→ EXTRACTED INFORMATION
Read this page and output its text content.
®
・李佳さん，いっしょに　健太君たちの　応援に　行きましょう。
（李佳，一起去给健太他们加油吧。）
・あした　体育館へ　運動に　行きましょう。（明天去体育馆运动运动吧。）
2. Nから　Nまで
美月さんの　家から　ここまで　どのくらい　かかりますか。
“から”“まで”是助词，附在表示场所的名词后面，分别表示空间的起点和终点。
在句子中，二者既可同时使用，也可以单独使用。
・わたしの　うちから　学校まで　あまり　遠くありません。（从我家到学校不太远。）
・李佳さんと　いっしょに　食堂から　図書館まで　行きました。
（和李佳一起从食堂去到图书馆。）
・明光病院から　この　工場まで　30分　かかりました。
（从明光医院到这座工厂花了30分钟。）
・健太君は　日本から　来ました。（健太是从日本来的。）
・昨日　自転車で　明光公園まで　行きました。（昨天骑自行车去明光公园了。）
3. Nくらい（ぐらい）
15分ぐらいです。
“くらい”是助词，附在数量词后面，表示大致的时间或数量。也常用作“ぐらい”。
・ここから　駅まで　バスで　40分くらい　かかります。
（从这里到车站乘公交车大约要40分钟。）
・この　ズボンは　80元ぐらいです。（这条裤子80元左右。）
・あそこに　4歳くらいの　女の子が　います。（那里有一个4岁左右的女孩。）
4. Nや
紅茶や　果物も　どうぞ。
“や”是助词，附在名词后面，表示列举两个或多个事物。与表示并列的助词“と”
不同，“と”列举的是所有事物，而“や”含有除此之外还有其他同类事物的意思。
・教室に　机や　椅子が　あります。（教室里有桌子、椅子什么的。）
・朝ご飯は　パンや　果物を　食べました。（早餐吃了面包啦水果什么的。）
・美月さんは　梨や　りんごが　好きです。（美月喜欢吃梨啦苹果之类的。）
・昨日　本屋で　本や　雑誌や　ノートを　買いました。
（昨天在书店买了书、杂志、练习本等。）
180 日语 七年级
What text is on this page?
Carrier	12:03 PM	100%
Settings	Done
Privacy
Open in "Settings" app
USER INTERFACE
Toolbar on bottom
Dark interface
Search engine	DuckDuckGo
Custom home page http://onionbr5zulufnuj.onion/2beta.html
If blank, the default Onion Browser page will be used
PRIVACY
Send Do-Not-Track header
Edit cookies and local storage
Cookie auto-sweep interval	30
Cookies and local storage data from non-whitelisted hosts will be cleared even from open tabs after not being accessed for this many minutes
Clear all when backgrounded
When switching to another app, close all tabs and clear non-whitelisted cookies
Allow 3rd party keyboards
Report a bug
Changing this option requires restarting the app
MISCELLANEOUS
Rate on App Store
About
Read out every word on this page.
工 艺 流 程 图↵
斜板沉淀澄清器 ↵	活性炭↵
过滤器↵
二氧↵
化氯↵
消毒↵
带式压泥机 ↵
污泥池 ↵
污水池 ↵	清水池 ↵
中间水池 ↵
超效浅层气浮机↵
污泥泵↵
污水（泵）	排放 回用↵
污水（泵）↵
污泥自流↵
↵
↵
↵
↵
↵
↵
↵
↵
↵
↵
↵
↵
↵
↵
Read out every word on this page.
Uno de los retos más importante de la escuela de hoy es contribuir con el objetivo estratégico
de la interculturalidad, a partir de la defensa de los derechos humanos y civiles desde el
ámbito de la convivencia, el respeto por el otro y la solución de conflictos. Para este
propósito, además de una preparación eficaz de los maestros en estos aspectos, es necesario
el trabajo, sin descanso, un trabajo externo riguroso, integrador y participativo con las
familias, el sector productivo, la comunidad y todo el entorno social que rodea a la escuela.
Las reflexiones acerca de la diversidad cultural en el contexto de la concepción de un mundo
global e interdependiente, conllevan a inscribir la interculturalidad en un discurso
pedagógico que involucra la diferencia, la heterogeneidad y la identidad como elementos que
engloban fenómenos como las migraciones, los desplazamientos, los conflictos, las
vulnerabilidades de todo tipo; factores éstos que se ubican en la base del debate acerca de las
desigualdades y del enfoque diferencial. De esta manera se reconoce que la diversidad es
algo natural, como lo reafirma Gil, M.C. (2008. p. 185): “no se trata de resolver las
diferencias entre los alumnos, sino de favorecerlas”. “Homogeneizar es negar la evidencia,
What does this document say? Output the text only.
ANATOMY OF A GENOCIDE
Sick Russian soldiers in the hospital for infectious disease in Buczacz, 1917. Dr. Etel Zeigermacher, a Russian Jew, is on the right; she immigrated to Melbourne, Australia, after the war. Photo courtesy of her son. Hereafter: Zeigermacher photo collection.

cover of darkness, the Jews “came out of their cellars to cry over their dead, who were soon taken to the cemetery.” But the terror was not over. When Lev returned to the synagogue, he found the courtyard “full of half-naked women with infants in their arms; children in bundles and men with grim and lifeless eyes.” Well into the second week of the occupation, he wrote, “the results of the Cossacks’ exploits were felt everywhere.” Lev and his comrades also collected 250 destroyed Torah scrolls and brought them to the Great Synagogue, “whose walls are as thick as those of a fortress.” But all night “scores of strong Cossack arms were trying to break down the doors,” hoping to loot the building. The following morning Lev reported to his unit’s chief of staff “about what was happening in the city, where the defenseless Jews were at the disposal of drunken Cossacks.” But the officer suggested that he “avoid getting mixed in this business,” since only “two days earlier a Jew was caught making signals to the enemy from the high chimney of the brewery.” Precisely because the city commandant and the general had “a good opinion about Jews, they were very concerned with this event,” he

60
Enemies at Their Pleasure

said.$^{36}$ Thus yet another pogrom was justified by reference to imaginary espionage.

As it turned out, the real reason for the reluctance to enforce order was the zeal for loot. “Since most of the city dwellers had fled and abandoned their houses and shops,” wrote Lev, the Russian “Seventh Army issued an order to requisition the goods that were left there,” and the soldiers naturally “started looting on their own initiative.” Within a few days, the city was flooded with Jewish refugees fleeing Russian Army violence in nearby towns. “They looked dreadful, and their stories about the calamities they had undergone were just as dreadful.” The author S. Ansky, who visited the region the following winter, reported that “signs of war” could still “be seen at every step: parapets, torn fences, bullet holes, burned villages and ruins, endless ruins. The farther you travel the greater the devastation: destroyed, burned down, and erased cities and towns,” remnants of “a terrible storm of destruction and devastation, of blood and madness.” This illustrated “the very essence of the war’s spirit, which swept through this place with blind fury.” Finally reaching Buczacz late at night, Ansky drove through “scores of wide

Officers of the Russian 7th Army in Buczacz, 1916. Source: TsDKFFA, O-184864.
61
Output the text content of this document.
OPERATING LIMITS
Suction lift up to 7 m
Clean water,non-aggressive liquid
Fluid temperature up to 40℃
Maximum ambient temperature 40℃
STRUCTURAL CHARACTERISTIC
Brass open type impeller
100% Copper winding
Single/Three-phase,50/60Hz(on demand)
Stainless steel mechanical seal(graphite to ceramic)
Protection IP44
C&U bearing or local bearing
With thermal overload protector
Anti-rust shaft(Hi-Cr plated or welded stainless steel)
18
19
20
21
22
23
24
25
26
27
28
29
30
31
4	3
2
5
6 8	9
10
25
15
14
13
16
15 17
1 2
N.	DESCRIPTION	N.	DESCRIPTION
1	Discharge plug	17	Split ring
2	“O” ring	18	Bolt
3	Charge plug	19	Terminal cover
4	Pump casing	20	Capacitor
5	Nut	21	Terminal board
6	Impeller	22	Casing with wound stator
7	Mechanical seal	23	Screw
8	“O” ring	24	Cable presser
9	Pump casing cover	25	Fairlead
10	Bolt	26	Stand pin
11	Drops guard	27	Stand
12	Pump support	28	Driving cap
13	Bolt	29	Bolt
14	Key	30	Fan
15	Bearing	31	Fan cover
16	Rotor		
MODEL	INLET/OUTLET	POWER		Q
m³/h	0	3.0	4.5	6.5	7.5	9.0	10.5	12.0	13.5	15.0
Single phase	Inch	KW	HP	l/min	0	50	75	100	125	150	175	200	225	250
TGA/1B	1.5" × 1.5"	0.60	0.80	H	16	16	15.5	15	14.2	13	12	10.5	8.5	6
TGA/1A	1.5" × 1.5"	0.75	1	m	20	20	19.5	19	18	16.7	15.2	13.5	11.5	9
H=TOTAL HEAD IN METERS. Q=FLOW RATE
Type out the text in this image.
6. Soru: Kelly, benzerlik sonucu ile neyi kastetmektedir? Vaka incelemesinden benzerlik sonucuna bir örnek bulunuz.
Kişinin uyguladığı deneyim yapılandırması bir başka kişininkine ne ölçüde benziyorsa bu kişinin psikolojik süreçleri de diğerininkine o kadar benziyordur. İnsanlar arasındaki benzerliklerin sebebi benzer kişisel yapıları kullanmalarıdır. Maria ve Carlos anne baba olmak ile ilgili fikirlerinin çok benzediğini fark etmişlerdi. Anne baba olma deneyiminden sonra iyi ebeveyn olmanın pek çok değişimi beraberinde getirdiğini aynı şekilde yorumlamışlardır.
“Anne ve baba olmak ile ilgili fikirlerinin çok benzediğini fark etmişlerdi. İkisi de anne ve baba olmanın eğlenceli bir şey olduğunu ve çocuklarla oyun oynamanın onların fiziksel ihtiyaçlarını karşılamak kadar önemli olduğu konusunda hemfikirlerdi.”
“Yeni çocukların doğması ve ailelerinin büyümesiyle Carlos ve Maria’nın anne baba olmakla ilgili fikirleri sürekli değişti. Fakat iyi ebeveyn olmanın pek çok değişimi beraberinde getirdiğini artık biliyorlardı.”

→ SET TASK
Gather all lines where the word "tabs" appears.

→ TASK RESPONSE
Cookies and local storage data from non-whitelisted hosts will be cleared even from open tabs after not being accessed for this many minutes
When switching to another app, close all tabs and clear non-whitelisted cookies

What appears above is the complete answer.